Record set -
* * * * *
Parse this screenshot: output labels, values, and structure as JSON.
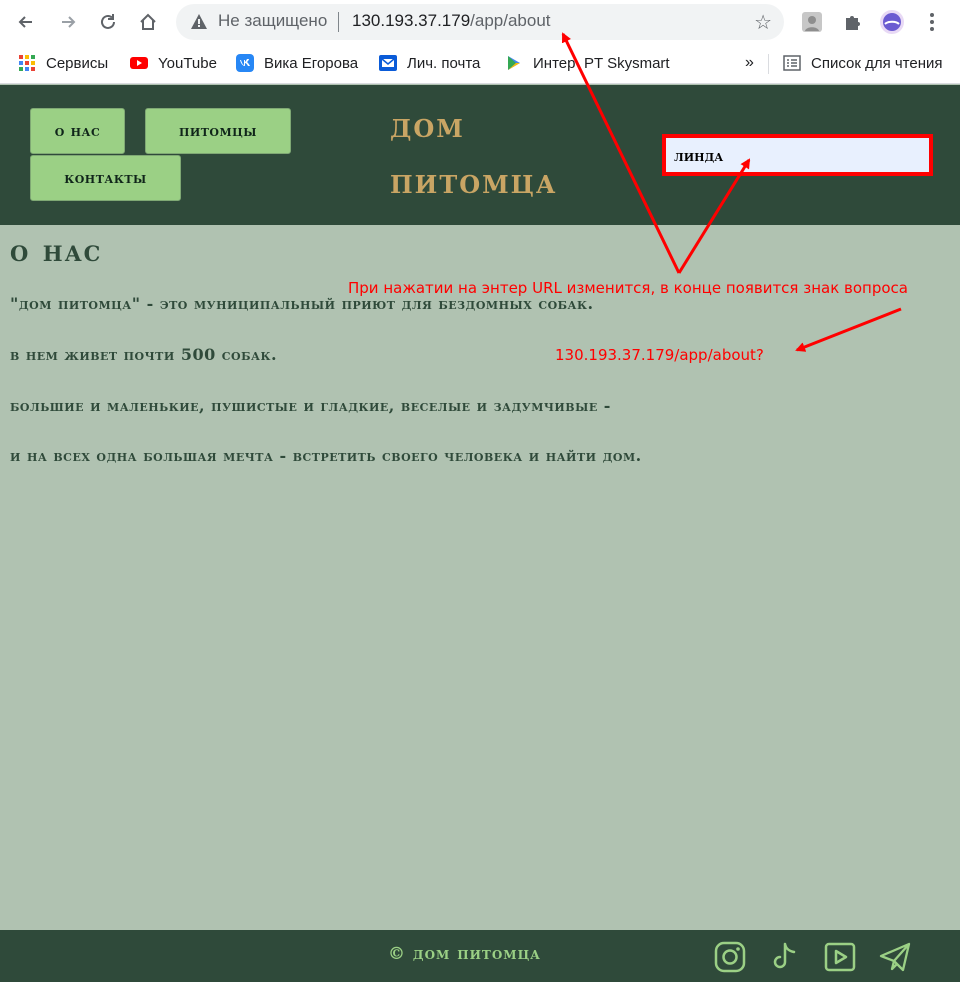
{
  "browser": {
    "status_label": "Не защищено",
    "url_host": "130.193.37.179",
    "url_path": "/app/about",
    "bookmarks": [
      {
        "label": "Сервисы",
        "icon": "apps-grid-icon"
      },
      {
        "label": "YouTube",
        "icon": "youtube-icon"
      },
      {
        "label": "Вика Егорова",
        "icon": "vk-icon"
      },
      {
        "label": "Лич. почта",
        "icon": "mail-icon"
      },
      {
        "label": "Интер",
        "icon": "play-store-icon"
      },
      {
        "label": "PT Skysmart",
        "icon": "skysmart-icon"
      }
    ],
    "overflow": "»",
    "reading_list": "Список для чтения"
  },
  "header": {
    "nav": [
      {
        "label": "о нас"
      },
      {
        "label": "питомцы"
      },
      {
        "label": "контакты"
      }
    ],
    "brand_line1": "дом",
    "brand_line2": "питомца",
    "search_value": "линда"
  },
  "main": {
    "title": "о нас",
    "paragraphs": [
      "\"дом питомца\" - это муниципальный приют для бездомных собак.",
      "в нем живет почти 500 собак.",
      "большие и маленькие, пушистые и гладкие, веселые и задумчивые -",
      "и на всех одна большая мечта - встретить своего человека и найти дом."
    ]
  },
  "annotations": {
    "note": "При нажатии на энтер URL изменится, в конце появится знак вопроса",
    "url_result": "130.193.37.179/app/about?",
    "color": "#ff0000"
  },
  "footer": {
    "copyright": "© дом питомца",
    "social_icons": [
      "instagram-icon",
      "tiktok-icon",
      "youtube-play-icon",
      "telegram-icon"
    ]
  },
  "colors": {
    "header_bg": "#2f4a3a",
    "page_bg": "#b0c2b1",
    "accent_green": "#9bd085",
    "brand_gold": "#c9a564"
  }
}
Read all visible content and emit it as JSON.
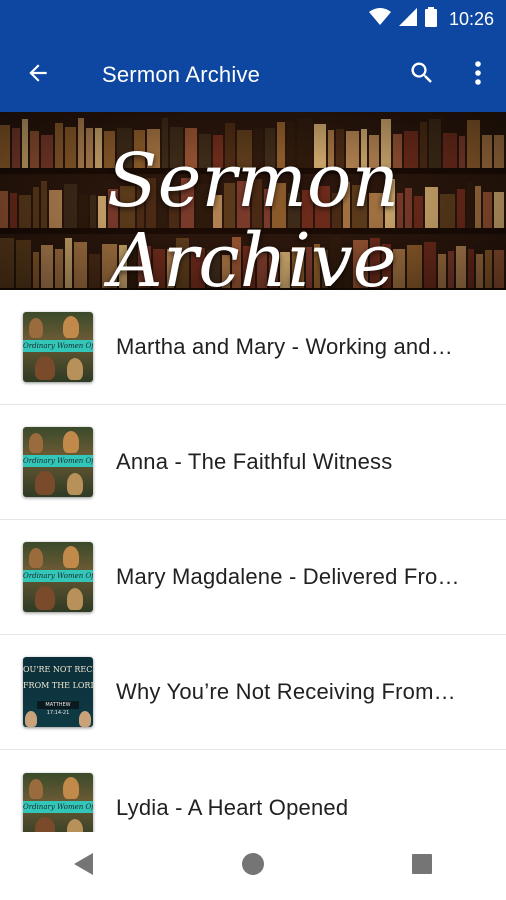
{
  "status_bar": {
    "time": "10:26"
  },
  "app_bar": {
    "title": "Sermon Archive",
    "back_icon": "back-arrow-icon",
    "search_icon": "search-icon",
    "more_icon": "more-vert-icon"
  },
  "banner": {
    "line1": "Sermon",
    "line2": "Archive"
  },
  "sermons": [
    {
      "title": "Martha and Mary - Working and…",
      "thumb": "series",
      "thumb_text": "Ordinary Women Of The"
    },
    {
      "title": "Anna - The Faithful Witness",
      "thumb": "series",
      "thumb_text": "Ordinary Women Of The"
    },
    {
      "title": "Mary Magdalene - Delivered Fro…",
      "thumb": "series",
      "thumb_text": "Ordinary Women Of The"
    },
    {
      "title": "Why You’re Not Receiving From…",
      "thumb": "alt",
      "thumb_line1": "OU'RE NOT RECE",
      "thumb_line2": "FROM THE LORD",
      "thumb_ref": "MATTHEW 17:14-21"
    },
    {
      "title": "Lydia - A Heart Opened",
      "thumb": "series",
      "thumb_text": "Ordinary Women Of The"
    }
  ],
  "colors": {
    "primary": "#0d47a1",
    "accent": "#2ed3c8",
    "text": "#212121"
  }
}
* * * * *
Exercise objective -
Reproduce the material in its entirety and word for word, without the pictures.

Correct response -
Parse this screenshot: output labels, values, and structure as JSON.
{
  "browser": {
    "status_label": "Не защищено",
    "url_host": "130.193.37.179",
    "url_path": "/app/about",
    "bookmarks": [
      {
        "label": "Сервисы",
        "icon": "apps-grid-icon"
      },
      {
        "label": "YouTube",
        "icon": "youtube-icon"
      },
      {
        "label": "Вика Егорова",
        "icon": "vk-icon"
      },
      {
        "label": "Лич. почта",
        "icon": "mail-icon"
      },
      {
        "label": "Интер",
        "icon": "play-store-icon"
      },
      {
        "label": "PT Skysmart",
        "icon": "skysmart-icon"
      }
    ],
    "overflow": "»",
    "reading_list": "Список для чтения"
  },
  "header": {
    "nav": [
      {
        "label": "о нас"
      },
      {
        "label": "питомцы"
      },
      {
        "label": "контакты"
      }
    ],
    "brand_line1": "дом",
    "brand_line2": "питомца",
    "search_value": "линда"
  },
  "main": {
    "title": "о нас",
    "paragraphs": [
      "\"дом питомца\" - это муниципальный приют для бездомных собак.",
      "в нем живет почти 500 собак.",
      "большие и маленькие, пушистые и гладкие, веселые и задумчивые -",
      "и на всех одна большая мечта - встретить своего человека и найти дом."
    ]
  },
  "annotations": {
    "note": "При нажатии на энтер URL изменится, в конце появится знак вопроса",
    "url_result": "130.193.37.179/app/about?",
    "color": "#ff0000"
  },
  "footer": {
    "copyright": "© дом питомца",
    "social_icons": [
      "instagram-icon",
      "tiktok-icon",
      "youtube-play-icon",
      "telegram-icon"
    ]
  },
  "colors": {
    "header_bg": "#2f4a3a",
    "page_bg": "#b0c2b1",
    "accent_green": "#9bd085",
    "brand_gold": "#c9a564"
  }
}
Read all visible content and emit it as JSON.
{
  "status_bar": {
    "time": "10:26"
  },
  "app_bar": {
    "title": "Sermon Archive",
    "back_icon": "back-arrow-icon",
    "search_icon": "search-icon",
    "more_icon": "more-vert-icon"
  },
  "banner": {
    "line1": "Sermon",
    "line2": "Archive"
  },
  "sermons": [
    {
      "title": "Martha and Mary - Working and…",
      "thumb": "series",
      "thumb_text": "Ordinary Women Of The"
    },
    {
      "title": "Anna - The Faithful Witness",
      "thumb": "series",
      "thumb_text": "Ordinary Women Of The"
    },
    {
      "title": "Mary Magdalene - Delivered Fro…",
      "thumb": "series",
      "thumb_text": "Ordinary Women Of The"
    },
    {
      "title": "Why You’re Not Receiving From…",
      "thumb": "alt",
      "thumb_line1": "OU'RE NOT RECE",
      "thumb_line2": "FROM THE LORD",
      "thumb_ref": "MATTHEW 17:14-21"
    },
    {
      "title": "Lydia - A Heart Opened",
      "thumb": "series",
      "thumb_text": "Ordinary Women Of The"
    }
  ],
  "colors": {
    "primary": "#0d47a1",
    "accent": "#2ed3c8",
    "text": "#212121"
  }
}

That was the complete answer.